(Task description) Transcribe the listing below word for word.

:::

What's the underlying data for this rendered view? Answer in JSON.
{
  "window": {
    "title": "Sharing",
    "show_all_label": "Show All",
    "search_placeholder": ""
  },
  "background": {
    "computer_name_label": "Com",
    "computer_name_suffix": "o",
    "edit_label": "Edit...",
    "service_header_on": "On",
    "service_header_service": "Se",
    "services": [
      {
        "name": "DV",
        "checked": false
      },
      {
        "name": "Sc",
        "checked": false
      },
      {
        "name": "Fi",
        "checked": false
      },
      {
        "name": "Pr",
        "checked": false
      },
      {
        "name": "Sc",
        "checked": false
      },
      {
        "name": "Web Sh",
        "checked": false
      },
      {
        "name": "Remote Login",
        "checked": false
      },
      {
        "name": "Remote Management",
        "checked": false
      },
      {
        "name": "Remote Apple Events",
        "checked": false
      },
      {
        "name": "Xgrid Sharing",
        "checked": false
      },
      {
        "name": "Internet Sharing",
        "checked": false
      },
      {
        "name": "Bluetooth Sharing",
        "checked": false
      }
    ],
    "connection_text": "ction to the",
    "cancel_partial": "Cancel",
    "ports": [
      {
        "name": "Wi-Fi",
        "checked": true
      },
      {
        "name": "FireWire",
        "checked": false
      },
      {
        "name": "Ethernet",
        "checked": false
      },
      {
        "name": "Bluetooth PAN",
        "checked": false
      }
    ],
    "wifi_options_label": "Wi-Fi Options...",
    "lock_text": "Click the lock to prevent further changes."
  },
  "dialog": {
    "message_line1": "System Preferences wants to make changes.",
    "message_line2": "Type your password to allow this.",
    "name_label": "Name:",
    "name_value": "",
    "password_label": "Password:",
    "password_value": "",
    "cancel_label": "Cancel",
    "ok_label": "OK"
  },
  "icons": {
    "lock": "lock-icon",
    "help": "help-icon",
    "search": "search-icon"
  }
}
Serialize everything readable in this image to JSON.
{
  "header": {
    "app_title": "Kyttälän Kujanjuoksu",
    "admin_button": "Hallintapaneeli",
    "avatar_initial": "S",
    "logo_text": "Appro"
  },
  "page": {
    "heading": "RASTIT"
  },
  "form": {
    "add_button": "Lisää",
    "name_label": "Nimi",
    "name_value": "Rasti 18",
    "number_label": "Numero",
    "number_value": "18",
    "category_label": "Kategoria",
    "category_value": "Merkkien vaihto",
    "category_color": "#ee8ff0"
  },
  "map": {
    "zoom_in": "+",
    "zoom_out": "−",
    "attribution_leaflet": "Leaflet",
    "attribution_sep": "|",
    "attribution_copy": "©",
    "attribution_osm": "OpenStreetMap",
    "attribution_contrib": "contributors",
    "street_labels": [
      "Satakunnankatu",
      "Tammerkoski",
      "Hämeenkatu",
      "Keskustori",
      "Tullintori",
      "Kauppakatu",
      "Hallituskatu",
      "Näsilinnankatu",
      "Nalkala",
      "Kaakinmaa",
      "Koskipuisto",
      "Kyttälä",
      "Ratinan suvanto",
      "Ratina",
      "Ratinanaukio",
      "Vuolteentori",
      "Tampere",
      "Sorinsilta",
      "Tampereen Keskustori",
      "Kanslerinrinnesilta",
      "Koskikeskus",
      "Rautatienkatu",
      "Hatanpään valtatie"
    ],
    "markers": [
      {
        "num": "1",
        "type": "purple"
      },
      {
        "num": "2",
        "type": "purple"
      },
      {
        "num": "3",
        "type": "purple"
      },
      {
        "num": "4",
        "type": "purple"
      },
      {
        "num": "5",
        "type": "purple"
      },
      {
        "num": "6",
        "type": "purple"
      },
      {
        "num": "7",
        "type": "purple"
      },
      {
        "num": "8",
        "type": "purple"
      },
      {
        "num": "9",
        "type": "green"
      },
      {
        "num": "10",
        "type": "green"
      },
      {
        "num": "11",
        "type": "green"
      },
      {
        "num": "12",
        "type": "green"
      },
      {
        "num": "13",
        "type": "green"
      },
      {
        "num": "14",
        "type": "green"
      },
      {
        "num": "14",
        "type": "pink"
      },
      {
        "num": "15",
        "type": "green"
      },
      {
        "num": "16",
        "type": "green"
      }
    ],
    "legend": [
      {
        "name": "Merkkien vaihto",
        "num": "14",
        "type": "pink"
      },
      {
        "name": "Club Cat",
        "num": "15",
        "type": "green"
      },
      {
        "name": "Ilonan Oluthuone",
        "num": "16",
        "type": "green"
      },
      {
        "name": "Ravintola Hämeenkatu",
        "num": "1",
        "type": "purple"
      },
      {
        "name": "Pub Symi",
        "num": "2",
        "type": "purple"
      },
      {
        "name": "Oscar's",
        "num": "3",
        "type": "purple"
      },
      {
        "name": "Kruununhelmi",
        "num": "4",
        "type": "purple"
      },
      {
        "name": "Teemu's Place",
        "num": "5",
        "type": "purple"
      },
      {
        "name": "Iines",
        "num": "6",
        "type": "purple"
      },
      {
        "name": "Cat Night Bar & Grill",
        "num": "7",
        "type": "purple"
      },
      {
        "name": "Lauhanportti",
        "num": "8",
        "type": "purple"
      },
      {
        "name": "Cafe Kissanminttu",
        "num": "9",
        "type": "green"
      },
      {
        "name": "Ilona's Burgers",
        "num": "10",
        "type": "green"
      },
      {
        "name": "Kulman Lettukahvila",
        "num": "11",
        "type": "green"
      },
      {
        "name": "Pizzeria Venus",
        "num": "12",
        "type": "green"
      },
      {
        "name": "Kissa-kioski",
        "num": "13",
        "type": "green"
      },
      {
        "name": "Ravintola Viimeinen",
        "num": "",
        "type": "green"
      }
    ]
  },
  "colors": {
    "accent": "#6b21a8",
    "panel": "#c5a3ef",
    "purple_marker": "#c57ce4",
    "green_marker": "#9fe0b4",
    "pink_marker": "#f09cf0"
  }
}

:::

(Task result)
What's the underlying data for this rendered view? Answer in JSON.
{
  "window": {
    "title": "Sharing",
    "show_all_label": "Show All",
    "search_placeholder": ""
  },
  "background": {
    "computer_name_label": "Com",
    "computer_name_suffix": "o",
    "edit_label": "Edit...",
    "service_header_on": "On",
    "service_header_service": "Se",
    "services": [
      {
        "name": "DV",
        "checked": false
      },
      {
        "name": "Sc",
        "checked": false
      },
      {
        "name": "Fi",
        "checked": false
      },
      {
        "name": "Pr",
        "checked": false
      },
      {
        "name": "Sc",
        "checked": false
      },
      {
        "name": "Web Sh",
        "checked": false
      },
      {
        "name": "Remote Login",
        "checked": false
      },
      {
        "name": "Remote Management",
        "checked": false
      },
      {
        "name": "Remote Apple Events",
        "checked": false
      },
      {
        "name": "Xgrid Sharing",
        "checked": false
      },
      {
        "name": "Internet Sharing",
        "checked": false
      },
      {
        "name": "Bluetooth Sharing",
        "checked": false
      }
    ],
    "connection_text": "ction to the",
    "cancel_partial": "Cancel",
    "ports": [
      {
        "name": "Wi-Fi",
        "checked": true
      },
      {
        "name": "FireWire",
        "checked": false
      },
      {
        "name": "Ethernet",
        "checked": false
      },
      {
        "name": "Bluetooth PAN",
        "checked": false
      }
    ],
    "wifi_options_label": "Wi-Fi Options...",
    "lock_text": "Click the lock to prevent further changes."
  },
  "dialog": {
    "message_line1": "System Preferences wants to make changes.",
    "message_line2": "Type your password to allow this.",
    "name_label": "Name:",
    "name_value": "",
    "password_label": "Password:",
    "password_value": "",
    "cancel_label": "Cancel",
    "ok_label": "OK"
  },
  "icons": {
    "lock": "lock-icon",
    "help": "help-icon",
    "search": "search-icon"
  }
}
Serialize everything readable in this image to JSON.
{
  "header": {
    "app_title": "Kyttälän Kujanjuoksu",
    "admin_button": "Hallintapaneeli",
    "avatar_initial": "S",
    "logo_text": "Appro"
  },
  "page": {
    "heading": "RASTIT"
  },
  "form": {
    "add_button": "Lisää",
    "name_label": "Nimi",
    "name_value": "Rasti 18",
    "number_label": "Numero",
    "number_value": "18",
    "category_label": "Kategoria",
    "category_value": "Merkkien vaihto",
    "category_color": "#ee8ff0"
  },
  "map": {
    "zoom_in": "+",
    "zoom_out": "−",
    "attribution_leaflet": "Leaflet",
    "attribution_sep": "|",
    "attribution_copy": "©",
    "attribution_osm": "OpenStreetMap",
    "attribution_contrib": "contributors",
    "street_labels": [
      "Satakunnankatu",
      "Tammerkoski",
      "Hämeenkatu",
      "Keskustori",
      "Tullintori",
      "Kauppakatu",
      "Hallituskatu",
      "Näsilinnankatu",
      "Nalkala",
      "Kaakinmaa",
      "Koskipuisto",
      "Kyttälä",
      "Ratinan suvanto",
      "Ratina",
      "Ratinanaukio",
      "Vuolteentori",
      "Tampere",
      "Sorinsilta",
      "Tampereen Keskustori",
      "Kanslerinrinnesilta",
      "Koskikeskus",
      "Rautatienkatu",
      "Hatanpään valtatie"
    ],
    "markers": [
      {
        "num": "1",
        "type": "purple"
      },
      {
        "num": "2",
        "type": "purple"
      },
      {
        "num": "3",
        "type": "purple"
      },
      {
        "num": "4",
        "type": "purple"
      },
      {
        "num": "5",
        "type": "purple"
      },
      {
        "num": "6",
        "type": "purple"
      },
      {
        "num": "7",
        "type": "purple"
      },
      {
        "num": "8",
        "type": "purple"
      },
      {
        "num": "9",
        "type": "green"
      },
      {
        "num": "10",
        "type": "green"
      },
      {
        "num": "11",
        "type": "green"
      },
      {
        "num": "12",
        "type": "green"
      },
      {
        "num": "13",
        "type": "green"
      },
      {
        "num": "14",
        "type": "green"
      },
      {
        "num": "14",
        "type": "pink"
      },
      {
        "num": "15",
        "type": "green"
      },
      {
        "num": "16",
        "type": "green"
      }
    ],
    "legend": [
      {
        "name": "Merkkien vaihto",
        "num": "14",
        "type": "pink"
      },
      {
        "name": "Club Cat",
        "num": "15",
        "type": "green"
      },
      {
        "name": "Ilonan Oluthuone",
        "num": "16",
        "type": "green"
      },
      {
        "name": "Ravintola Hämeenkatu",
        "num": "1",
        "type": "purple"
      },
      {
        "name": "Pub Symi",
        "num": "2",
        "type": "purple"
      },
      {
        "name": "Oscar's",
        "num": "3",
        "type": "purple"
      },
      {
        "name": "Kruununhelmi",
        "num": "4",
        "type": "purple"
      },
      {
        "name": "Teemu's Place",
        "num": "5",
        "type": "purple"
      },
      {
        "name": "Iines",
        "num": "6",
        "type": "purple"
      },
      {
        "name": "Cat Night Bar & Grill",
        "num": "7",
        "type": "purple"
      },
      {
        "name": "Lauhanportti",
        "num": "8",
        "type": "purple"
      },
      {
        "name": "Cafe Kissanminttu",
        "num": "9",
        "type": "green"
      },
      {
        "name": "Ilona's Burgers",
        "num": "10",
        "type": "green"
      },
      {
        "name": "Kulman Lettukahvila",
        "num": "11",
        "type": "green"
      },
      {
        "name": "Pizzeria Venus",
        "num": "12",
        "type": "green"
      },
      {
        "name": "Kissa-kioski",
        "num": "13",
        "type": "green"
      },
      {
        "name": "Ravintola Viimeinen",
        "num": "",
        "type": "green"
      }
    ]
  },
  "colors": {
    "accent": "#6b21a8",
    "panel": "#c5a3ef",
    "purple_marker": "#c57ce4",
    "green_marker": "#9fe0b4",
    "pink_marker": "#f09cf0"
  }
}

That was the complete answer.